-- What is expected --
Filter the records below and copy every line containing the word "background".

-- Supplied material --
<<<<

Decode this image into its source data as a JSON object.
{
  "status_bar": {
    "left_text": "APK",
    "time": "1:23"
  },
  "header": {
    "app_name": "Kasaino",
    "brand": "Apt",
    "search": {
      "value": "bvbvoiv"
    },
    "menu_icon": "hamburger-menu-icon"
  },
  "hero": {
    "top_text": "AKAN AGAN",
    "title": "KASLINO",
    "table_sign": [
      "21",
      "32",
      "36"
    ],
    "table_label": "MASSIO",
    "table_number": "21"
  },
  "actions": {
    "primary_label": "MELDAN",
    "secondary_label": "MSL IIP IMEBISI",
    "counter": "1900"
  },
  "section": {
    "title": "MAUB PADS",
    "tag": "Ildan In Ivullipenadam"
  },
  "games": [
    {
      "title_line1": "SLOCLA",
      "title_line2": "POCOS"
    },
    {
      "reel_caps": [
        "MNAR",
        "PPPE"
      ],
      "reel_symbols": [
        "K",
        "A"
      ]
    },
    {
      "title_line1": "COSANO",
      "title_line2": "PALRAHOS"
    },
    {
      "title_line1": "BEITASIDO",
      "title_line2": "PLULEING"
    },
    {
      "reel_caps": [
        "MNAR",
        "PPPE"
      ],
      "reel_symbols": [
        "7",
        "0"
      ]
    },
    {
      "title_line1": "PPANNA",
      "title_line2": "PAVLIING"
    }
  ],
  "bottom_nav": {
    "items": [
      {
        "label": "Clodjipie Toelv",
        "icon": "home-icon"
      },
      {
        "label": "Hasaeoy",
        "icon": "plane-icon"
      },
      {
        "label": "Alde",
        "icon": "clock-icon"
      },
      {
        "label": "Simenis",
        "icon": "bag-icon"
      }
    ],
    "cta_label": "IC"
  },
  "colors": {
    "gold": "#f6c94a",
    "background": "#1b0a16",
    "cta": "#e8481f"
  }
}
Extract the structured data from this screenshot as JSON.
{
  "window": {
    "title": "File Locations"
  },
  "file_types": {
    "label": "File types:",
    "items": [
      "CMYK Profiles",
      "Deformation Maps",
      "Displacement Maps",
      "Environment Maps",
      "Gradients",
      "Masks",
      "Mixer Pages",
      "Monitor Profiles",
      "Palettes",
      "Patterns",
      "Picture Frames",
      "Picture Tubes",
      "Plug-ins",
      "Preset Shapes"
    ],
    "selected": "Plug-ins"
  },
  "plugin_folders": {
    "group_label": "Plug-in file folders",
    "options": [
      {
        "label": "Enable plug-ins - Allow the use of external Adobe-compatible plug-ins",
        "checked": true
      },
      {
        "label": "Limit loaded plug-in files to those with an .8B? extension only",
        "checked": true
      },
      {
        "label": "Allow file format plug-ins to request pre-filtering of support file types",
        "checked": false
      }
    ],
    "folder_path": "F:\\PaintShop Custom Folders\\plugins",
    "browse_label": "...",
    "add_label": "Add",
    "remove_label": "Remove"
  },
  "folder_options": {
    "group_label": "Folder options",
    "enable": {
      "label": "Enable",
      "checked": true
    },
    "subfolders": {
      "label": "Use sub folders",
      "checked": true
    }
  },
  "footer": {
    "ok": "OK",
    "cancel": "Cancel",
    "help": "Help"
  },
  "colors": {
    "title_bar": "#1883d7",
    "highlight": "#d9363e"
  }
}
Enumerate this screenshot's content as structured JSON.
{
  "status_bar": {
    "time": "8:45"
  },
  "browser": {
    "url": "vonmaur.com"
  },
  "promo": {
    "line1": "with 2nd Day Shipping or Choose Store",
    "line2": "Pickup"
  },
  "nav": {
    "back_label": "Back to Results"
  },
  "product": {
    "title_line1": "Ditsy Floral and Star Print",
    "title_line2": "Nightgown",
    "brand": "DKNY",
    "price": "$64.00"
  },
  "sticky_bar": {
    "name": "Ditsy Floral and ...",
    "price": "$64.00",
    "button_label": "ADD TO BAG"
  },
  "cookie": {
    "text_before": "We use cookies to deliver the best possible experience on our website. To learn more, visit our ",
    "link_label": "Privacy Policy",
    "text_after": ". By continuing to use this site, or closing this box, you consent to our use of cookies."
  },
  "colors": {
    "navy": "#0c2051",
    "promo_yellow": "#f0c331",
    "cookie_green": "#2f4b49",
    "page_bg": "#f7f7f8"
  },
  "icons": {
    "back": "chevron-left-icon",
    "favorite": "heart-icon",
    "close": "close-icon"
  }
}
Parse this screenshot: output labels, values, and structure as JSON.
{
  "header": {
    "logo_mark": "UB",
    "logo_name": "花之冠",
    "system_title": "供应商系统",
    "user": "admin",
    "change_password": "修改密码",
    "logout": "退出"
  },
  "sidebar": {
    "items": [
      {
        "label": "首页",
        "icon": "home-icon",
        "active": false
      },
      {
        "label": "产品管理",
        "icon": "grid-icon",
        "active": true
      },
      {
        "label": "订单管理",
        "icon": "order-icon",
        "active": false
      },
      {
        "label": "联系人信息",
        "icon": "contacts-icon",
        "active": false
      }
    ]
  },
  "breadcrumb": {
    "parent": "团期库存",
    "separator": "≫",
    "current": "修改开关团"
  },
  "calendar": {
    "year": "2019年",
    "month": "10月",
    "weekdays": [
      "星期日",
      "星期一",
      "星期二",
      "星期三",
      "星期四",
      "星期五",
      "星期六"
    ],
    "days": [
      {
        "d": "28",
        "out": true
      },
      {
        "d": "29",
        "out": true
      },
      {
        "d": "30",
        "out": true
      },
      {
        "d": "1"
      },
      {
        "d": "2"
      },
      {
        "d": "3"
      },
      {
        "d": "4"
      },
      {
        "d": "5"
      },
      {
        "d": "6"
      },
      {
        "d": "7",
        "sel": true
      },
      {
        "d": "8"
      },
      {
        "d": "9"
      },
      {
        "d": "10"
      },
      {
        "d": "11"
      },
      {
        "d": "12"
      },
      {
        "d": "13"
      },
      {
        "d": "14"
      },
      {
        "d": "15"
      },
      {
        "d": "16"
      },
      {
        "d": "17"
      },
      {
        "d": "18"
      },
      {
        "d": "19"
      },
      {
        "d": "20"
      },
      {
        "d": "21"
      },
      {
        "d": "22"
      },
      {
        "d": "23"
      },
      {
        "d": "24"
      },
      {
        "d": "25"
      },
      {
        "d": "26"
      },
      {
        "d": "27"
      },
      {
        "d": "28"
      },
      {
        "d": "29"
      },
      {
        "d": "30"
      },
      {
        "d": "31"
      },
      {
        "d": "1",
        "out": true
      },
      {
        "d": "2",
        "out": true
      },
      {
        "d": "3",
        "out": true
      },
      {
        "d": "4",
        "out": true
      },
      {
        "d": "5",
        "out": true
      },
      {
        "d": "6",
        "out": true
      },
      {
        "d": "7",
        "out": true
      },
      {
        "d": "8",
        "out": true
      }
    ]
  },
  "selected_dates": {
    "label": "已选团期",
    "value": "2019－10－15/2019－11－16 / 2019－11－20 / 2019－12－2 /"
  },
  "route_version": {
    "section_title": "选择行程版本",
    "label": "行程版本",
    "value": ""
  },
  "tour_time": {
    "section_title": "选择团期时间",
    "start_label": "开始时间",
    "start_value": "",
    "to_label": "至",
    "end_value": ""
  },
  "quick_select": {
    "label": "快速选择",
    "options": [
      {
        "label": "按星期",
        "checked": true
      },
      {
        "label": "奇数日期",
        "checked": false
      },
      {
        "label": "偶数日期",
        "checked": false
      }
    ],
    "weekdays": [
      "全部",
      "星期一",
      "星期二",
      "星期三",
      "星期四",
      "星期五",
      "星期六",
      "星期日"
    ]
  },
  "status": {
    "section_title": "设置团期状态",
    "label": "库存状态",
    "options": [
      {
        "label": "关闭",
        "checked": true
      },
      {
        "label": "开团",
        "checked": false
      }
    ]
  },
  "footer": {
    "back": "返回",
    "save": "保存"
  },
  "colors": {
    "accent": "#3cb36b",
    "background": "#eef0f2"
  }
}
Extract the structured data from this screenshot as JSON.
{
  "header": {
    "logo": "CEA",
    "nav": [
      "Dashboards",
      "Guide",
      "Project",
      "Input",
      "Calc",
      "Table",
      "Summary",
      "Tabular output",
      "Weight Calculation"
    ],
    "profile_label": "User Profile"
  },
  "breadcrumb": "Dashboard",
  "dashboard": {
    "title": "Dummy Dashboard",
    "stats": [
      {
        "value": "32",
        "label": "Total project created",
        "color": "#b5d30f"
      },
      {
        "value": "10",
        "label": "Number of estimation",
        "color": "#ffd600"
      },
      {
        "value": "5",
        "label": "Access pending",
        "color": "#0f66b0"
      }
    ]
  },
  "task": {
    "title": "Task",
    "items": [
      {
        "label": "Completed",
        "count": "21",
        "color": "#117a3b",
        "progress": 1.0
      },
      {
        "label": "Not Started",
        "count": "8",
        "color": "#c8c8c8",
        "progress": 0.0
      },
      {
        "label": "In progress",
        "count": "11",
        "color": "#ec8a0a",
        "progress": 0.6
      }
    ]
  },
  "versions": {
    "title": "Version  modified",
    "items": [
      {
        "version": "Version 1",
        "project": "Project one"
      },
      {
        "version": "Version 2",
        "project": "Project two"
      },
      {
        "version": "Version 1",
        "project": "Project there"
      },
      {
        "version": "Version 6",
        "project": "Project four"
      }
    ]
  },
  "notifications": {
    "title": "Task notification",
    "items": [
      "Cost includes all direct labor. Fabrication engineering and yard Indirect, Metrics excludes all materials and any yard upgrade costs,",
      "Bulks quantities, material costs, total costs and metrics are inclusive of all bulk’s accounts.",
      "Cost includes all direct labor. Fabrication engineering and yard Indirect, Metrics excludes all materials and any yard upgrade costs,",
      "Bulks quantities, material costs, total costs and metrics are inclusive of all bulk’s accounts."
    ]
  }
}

>>>>

-- Exercise output --
    "background": "#1b0a16",
    "background": "#eef0f2"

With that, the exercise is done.